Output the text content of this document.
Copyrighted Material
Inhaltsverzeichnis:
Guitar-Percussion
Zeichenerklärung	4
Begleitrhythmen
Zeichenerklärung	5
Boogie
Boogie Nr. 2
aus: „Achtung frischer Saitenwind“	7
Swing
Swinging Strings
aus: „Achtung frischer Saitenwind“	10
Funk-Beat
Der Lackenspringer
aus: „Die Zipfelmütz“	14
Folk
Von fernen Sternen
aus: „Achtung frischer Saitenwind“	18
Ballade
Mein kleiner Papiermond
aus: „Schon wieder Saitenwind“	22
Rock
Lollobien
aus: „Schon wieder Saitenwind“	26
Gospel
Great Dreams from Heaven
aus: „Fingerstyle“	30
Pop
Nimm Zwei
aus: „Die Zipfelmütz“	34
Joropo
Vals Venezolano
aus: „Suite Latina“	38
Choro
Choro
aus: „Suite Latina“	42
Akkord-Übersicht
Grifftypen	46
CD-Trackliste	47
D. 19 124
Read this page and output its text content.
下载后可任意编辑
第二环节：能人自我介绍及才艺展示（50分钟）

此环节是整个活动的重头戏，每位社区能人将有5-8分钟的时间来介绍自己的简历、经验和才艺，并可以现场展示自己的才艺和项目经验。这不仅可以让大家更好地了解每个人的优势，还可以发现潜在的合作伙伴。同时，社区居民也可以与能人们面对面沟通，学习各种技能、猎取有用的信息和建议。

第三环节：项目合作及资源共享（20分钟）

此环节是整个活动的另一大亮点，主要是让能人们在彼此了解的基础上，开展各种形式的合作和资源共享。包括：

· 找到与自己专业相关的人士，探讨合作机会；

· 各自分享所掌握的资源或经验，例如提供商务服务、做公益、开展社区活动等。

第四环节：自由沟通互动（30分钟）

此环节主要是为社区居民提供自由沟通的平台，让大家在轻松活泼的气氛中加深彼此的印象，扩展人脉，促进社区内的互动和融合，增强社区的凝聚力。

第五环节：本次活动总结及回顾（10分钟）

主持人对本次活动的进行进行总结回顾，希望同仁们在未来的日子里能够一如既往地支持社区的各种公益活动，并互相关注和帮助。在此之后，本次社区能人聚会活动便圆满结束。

----

**What to work on**: Leave out every line without the string "Latina" and copy the rest.

**In response**:
aus: „Suite Latina“	38
aus: „Suite Latina“	42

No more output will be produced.